====== Provided entries ======

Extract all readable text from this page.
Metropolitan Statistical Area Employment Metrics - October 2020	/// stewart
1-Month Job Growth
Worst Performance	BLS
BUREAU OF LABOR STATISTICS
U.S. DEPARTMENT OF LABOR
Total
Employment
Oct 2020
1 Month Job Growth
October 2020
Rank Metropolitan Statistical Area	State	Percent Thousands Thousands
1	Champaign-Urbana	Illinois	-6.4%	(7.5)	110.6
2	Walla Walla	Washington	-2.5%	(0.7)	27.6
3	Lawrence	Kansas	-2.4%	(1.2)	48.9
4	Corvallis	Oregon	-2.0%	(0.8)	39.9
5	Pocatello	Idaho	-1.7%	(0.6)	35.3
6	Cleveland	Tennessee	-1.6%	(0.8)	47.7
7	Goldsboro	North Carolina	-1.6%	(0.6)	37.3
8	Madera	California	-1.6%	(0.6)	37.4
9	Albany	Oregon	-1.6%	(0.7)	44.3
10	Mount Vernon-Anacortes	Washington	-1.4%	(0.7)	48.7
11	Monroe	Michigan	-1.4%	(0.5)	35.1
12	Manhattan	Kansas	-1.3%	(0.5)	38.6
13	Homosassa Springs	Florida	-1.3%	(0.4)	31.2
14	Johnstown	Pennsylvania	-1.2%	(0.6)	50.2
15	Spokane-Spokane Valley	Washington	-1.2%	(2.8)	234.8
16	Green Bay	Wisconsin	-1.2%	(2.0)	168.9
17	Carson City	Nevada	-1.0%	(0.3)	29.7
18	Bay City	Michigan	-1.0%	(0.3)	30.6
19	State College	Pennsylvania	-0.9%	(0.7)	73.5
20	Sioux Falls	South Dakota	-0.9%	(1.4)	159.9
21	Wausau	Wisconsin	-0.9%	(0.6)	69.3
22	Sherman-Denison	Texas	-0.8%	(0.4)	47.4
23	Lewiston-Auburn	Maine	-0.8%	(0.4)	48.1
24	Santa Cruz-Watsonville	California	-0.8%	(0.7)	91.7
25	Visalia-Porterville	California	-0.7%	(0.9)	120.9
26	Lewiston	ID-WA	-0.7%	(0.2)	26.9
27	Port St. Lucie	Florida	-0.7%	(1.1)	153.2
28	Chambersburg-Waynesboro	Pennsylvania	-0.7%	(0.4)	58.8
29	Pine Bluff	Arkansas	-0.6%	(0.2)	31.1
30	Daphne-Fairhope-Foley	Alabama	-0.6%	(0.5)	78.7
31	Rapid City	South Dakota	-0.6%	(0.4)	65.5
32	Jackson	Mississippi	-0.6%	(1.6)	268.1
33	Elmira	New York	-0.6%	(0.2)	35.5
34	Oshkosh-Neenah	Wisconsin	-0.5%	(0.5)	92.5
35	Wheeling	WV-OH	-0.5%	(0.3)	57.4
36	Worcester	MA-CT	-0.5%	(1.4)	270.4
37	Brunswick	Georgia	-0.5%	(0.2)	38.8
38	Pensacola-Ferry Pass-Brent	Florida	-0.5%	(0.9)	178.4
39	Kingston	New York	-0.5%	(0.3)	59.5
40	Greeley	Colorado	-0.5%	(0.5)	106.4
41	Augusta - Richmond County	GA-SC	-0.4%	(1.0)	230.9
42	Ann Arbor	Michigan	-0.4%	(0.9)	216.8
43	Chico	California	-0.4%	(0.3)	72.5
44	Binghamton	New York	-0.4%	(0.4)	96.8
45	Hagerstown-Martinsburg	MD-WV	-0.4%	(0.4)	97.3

======

**Set exercise**
Using the material above, print every entry exactly as written.

**Answer**
Extract all readable text from this page.
Metropolitan Statistical Area Employment Metrics - October 2020	/// stewart
1-Month Job Growth
Worst Performance	BLS
BUREAU OF LABOR STATISTICS
U.S. DEPARTMENT OF LABOR
Total
Employment
Oct 2020
1 Month Job Growth
October 2020
Rank Metropolitan Statistical Area	State	Percent Thousands Thousands
1	Champaign-Urbana	Illinois	-6.4%	(7.5)	110.6
2	Walla Walla	Washington	-2.5%	(0.7)	27.6
3	Lawrence	Kansas	-2.4%	(1.2)	48.9
4	Corvallis	Oregon	-2.0%	(0.8)	39.9
5	Pocatello	Idaho	-1.7%	(0.6)	35.3
6	Cleveland	Tennessee	-1.6%	(0.8)	47.7
7	Goldsboro	North Carolina	-1.6%	(0.6)	37.3
8	Madera	California	-1.6%	(0.6)	37.4
9	Albany	Oregon	-1.6%	(0.7)	44.3
10	Mount Vernon-Anacortes	Washington	-1.4%	(0.7)	48.7
11	Monroe	Michigan	-1.4%	(0.5)	35.1
12	Manhattan	Kansas	-1.3%	(0.5)	38.6
13	Homosassa Springs	Florida	-1.3%	(0.4)	31.2
14	Johnstown	Pennsylvania	-1.2%	(0.6)	50.2
15	Spokane-Spokane Valley	Washington	-1.2%	(2.8)	234.8
16	Green Bay	Wisconsin	-1.2%	(2.0)	168.9
17	Carson City	Nevada	-1.0%	(0.3)	29.7
18	Bay City	Michigan	-1.0%	(0.3)	30.6
19	State College	Pennsylvania	-0.9%	(0.7)	73.5
20	Sioux Falls	South Dakota	-0.9%	(1.4)	159.9
21	Wausau	Wisconsin	-0.9%	(0.6)	69.3
22	Sherman-Denison	Texas	-0.8%	(0.4)	47.4
23	Lewiston-Auburn	Maine	-0.8%	(0.4)	48.1
24	Santa Cruz-Watsonville	California	-0.8%	(0.7)	91.7
25	Visalia-Porterville	California	-0.7%	(0.9)	120.9
26	Lewiston	ID-WA	-0.7%	(0.2)	26.9
27	Port St. Lucie	Florida	-0.7%	(1.1)	153.2
28	Chambersburg-Waynesboro	Pennsylvania	-0.7%	(0.4)	58.8
29	Pine Bluff	Arkansas	-0.6%	(0.2)	31.1
30	Daphne-Fairhope-Foley	Alabama	-0.6%	(0.5)	78.7
31	Rapid City	South Dakota	-0.6%	(0.4)	65.5
32	Jackson	Mississippi	-0.6%	(1.6)	268.1
33	Elmira	New York	-0.6%	(0.2)	35.5
34	Oshkosh-Neenah	Wisconsin	-0.5%	(0.5)	92.5
35	Wheeling	WV-OH	-0.5%	(0.3)	57.4
36	Worcester	MA-CT	-0.5%	(1.4)	270.4
37	Brunswick	Georgia	-0.5%	(0.2)	38.8
38	Pensacola-Ferry Pass-Brent	Florida	-0.5%	(0.9)	178.4
39	Kingston	New York	-0.5%	(0.3)	59.5
40	Greeley	Colorado	-0.5%	(0.5)	106.4
41	Augusta - Richmond County	GA-SC	-0.4%	(1.0)	230.9
42	Ann Arbor	Michigan	-0.4%	(0.9)	216.8
43	Chico	California	-0.4%	(0.3)	72.5
44	Binghamton	New York	-0.4%	(0.4)	96.8
45	Hagerstown-Martinsburg	MD-WV	-0.4%	(0.4)	97.3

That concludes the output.